Exercise directions — Every line of the data must be copied exactly.

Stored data
--------------------------------------------------

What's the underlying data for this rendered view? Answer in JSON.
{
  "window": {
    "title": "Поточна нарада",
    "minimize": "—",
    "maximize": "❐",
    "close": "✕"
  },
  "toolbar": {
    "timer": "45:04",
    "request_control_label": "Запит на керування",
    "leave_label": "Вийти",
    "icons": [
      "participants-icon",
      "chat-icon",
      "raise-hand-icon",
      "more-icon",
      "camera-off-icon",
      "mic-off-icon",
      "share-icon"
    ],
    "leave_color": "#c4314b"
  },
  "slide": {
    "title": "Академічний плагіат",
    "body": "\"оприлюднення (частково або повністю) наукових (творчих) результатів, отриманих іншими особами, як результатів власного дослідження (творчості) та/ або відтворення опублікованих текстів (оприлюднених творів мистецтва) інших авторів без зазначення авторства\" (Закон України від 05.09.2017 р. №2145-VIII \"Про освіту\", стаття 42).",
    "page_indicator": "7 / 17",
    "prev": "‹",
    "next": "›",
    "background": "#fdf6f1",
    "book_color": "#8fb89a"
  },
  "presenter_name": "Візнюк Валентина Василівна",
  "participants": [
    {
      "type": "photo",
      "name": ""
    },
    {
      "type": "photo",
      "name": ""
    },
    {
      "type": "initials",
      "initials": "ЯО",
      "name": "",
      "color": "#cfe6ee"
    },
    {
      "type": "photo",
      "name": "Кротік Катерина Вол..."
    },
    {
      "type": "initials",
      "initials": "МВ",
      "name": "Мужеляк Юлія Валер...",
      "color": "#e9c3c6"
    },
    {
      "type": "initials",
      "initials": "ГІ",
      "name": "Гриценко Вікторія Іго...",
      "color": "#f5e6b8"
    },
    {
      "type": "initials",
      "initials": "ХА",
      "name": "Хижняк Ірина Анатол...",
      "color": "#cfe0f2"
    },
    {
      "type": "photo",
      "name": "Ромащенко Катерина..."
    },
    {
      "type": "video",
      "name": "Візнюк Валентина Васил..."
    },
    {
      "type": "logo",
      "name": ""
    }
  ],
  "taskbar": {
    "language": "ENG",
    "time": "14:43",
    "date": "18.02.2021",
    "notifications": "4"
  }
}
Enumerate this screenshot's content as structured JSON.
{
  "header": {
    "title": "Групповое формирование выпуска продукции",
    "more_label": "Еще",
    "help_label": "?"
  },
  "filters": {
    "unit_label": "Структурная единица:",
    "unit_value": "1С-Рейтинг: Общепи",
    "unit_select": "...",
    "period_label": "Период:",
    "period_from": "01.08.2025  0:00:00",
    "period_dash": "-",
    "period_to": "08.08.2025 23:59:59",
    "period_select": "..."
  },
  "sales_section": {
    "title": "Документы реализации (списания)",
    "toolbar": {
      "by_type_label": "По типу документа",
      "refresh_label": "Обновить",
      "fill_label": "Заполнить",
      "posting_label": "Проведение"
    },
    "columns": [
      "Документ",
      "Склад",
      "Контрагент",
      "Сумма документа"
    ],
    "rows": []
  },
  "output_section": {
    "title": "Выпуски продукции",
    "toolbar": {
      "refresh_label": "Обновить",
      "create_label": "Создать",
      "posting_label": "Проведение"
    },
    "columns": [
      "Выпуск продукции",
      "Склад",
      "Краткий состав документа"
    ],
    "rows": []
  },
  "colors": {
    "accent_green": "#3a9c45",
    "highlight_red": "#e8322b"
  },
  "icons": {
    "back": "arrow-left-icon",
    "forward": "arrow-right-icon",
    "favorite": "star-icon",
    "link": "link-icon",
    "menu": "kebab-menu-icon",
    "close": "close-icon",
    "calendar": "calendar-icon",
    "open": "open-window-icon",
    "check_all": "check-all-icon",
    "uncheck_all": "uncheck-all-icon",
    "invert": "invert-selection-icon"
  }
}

--------------------------------------------------

Answer to this problem —
What's the underlying data for this rendered view? Answer in JSON.
{
  "window": {
    "title": "Поточна нарада",
    "minimize": "—",
    "maximize": "❐",
    "close": "✕"
  },
  "toolbar": {
    "timer": "45:04",
    "request_control_label": "Запит на керування",
    "leave_label": "Вийти",
    "icons": [
      "participants-icon",
      "chat-icon",
      "raise-hand-icon",
      "more-icon",
      "camera-off-icon",
      "mic-off-icon",
      "share-icon"
    ],
    "leave_color": "#c4314b"
  },
  "slide": {
    "title": "Академічний плагіат",
    "body": "\"оприлюднення (частково або повністю) наукових (творчих) результатів, отриманих іншими особами, як результатів власного дослідження (творчості) та/ або відтворення опублікованих текстів (оприлюднених творів мистецтва) інших авторів без зазначення авторства\" (Закон України від 05.09.2017 р. №2145-VIII \"Про освіту\", стаття 42).",
    "page_indicator": "7 / 17",
    "prev": "‹",
    "next": "›",
    "background": "#fdf6f1",
    "book_color": "#8fb89a"
  },
  "presenter_name": "Візнюк Валентина Василівна",
  "participants": [
    {
      "type": "photo",
      "name": ""
    },
    {
      "type": "photo",
      "name": ""
    },
    {
      "type": "initials",
      "initials": "ЯО",
      "name": "",
      "color": "#cfe6ee"
    },
    {
      "type": "photo",
      "name": "Кротік Катерина Вол..."
    },
    {
      "type": "initials",
      "initials": "МВ",
      "name": "Мужеляк Юлія Валер...",
      "color": "#e9c3c6"
    },
    {
      "type": "initials",
      "initials": "ГІ",
      "name": "Гриценко Вікторія Іго...",
      "color": "#f5e6b8"
    },
    {
      "type": "initials",
      "initials": "ХА",
      "name": "Хижняк Ірина Анатол...",
      "color": "#cfe0f2"
    },
    {
      "type": "photo",
      "name": "Ромащенко Катерина..."
    },
    {
      "type": "video",
      "name": "Візнюк Валентина Васил..."
    },
    {
      "type": "logo",
      "name": ""
    }
  ],
  "taskbar": {
    "language": "ENG",
    "time": "14:43",
    "date": "18.02.2021",
    "notifications": "4"
  }
}
Enumerate this screenshot's content as structured JSON.
{
  "header": {
    "title": "Групповое формирование выпуска продукции",
    "more_label": "Еще",
    "help_label": "?"
  },
  "filters": {
    "unit_label": "Структурная единица:",
    "unit_value": "1С-Рейтинг: Общепи",
    "unit_select": "...",
    "period_label": "Период:",
    "period_from": "01.08.2025  0:00:00",
    "period_dash": "-",
    "period_to": "08.08.2025 23:59:59",
    "period_select": "..."
  },
  "sales_section": {
    "title": "Документы реализации (списания)",
    "toolbar": {
      "by_type_label": "По типу документа",
      "refresh_label": "Обновить",
      "fill_label": "Заполнить",
      "posting_label": "Проведение"
    },
    "columns": [
      "Документ",
      "Склад",
      "Контрагент",
      "Сумма документа"
    ],
    "rows": []
  },
  "output_section": {
    "title": "Выпуски продукции",
    "toolbar": {
      "refresh_label": "Обновить",
      "create_label": "Создать",
      "posting_label": "Проведение"
    },
    "columns": [
      "Выпуск продукции",
      "Склад",
      "Краткий состав документа"
    ],
    "rows": []
  },
  "colors": {
    "accent_green": "#3a9c45",
    "highlight_red": "#e8322b"
  },
  "icons": {
    "back": "arrow-left-icon",
    "forward": "arrow-right-icon",
    "favorite": "star-icon",
    "link": "link-icon",
    "menu": "kebab-menu-icon",
    "close": "close-icon",
    "calendar": "calendar-icon",
    "open": "open-window-icon",
    "check_all": "check-all-icon",
    "uncheck_all": "uncheck-all-icon",
    "invert": "invert-selection-icon"
  }
}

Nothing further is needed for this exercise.